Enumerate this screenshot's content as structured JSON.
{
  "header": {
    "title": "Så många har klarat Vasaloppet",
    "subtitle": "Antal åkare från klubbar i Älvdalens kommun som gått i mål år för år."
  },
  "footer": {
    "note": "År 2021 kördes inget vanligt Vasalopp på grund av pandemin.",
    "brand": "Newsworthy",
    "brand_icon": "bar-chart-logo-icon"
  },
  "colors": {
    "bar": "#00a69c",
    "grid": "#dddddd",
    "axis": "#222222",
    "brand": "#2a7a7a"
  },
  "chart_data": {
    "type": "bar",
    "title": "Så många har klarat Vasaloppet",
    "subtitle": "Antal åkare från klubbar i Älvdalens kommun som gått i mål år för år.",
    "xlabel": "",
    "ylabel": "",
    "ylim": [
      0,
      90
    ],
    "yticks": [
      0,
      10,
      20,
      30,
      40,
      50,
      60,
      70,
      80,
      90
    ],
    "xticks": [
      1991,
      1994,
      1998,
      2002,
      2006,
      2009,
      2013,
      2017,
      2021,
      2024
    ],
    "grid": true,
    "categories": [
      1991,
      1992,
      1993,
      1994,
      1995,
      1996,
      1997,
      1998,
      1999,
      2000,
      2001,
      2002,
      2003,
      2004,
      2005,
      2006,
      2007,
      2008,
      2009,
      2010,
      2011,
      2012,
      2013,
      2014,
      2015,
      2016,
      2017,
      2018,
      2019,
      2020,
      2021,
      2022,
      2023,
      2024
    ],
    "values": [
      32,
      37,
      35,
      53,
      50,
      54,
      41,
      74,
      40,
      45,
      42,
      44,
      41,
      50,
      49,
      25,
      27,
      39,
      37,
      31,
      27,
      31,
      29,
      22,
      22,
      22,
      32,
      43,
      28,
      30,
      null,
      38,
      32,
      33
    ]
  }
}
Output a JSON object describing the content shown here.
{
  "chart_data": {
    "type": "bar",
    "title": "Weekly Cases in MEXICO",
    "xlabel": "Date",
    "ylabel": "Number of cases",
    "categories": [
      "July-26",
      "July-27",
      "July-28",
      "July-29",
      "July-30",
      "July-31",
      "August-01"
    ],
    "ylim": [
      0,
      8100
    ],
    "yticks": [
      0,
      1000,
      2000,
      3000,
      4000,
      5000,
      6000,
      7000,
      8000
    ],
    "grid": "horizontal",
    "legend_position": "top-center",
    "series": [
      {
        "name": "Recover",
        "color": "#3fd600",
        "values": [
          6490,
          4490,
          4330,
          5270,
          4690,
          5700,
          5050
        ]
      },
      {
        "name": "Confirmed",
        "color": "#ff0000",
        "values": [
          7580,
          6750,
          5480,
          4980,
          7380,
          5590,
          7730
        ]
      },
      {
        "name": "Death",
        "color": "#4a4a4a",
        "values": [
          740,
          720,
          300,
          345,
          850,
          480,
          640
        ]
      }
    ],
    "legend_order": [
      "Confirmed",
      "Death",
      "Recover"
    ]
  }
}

▶ Work to do
Give back the data above exactly as it appears.

▶ The solution
Enumerate this screenshot's content as structured JSON.
{
  "header": {
    "title": "Så många har klarat Vasaloppet",
    "subtitle": "Antal åkare från klubbar i Älvdalens kommun som gått i mål år för år."
  },
  "footer": {
    "note": "År 2021 kördes inget vanligt Vasalopp på grund av pandemin.",
    "brand": "Newsworthy",
    "brand_icon": "bar-chart-logo-icon"
  },
  "colors": {
    "bar": "#00a69c",
    "grid": "#dddddd",
    "axis": "#222222",
    "brand": "#2a7a7a"
  },
  "chart_data": {
    "type": "bar",
    "title": "Så många har klarat Vasaloppet",
    "subtitle": "Antal åkare från klubbar i Älvdalens kommun som gått i mål år för år.",
    "xlabel": "",
    "ylabel": "",
    "ylim": [
      0,
      90
    ],
    "yticks": [
      0,
      10,
      20,
      30,
      40,
      50,
      60,
      70,
      80,
      90
    ],
    "xticks": [
      1991,
      1994,
      1998,
      2002,
      2006,
      2009,
      2013,
      2017,
      2021,
      2024
    ],
    "grid": true,
    "categories": [
      1991,
      1992,
      1993,
      1994,
      1995,
      1996,
      1997,
      1998,
      1999,
      2000,
      2001,
      2002,
      2003,
      2004,
      2005,
      2006,
      2007,
      2008,
      2009,
      2010,
      2011,
      2012,
      2013,
      2014,
      2015,
      2016,
      2017,
      2018,
      2019,
      2020,
      2021,
      2022,
      2023,
      2024
    ],
    "values": [
      32,
      37,
      35,
      53,
      50,
      54,
      41,
      74,
      40,
      45,
      42,
      44,
      41,
      50,
      49,
      25,
      27,
      39,
      37,
      31,
      27,
      31,
      29,
      22,
      22,
      22,
      32,
      43,
      28,
      30,
      null,
      38,
      32,
      33
    ]
  }
}
Output a JSON object describing the content shown here.
{
  "chart_data": {
    "type": "bar",
    "title": "Weekly Cases in MEXICO",
    "xlabel": "Date",
    "ylabel": "Number of cases",
    "categories": [
      "July-26",
      "July-27",
      "July-28",
      "July-29",
      "July-30",
      "July-31",
      "August-01"
    ],
    "ylim": [
      0,
      8100
    ],
    "yticks": [
      0,
      1000,
      2000,
      3000,
      4000,
      5000,
      6000,
      7000,
      8000
    ],
    "grid": "horizontal",
    "legend_position": "top-center",
    "series": [
      {
        "name": "Recover",
        "color": "#3fd600",
        "values": [
          6490,
          4490,
          4330,
          5270,
          4690,
          5700,
          5050
        ]
      },
      {
        "name": "Confirmed",
        "color": "#ff0000",
        "values": [
          7580,
          6750,
          5480,
          4980,
          7380,
          5590,
          7730
        ]
      },
      {
        "name": "Death",
        "color": "#4a4a4a",
        "values": [
          740,
          720,
          300,
          345,
          850,
          480,
          640
        ]
      }
    ],
    "legend_order": [
      "Confirmed",
      "Death",
      "Recover"
    ]
  }
}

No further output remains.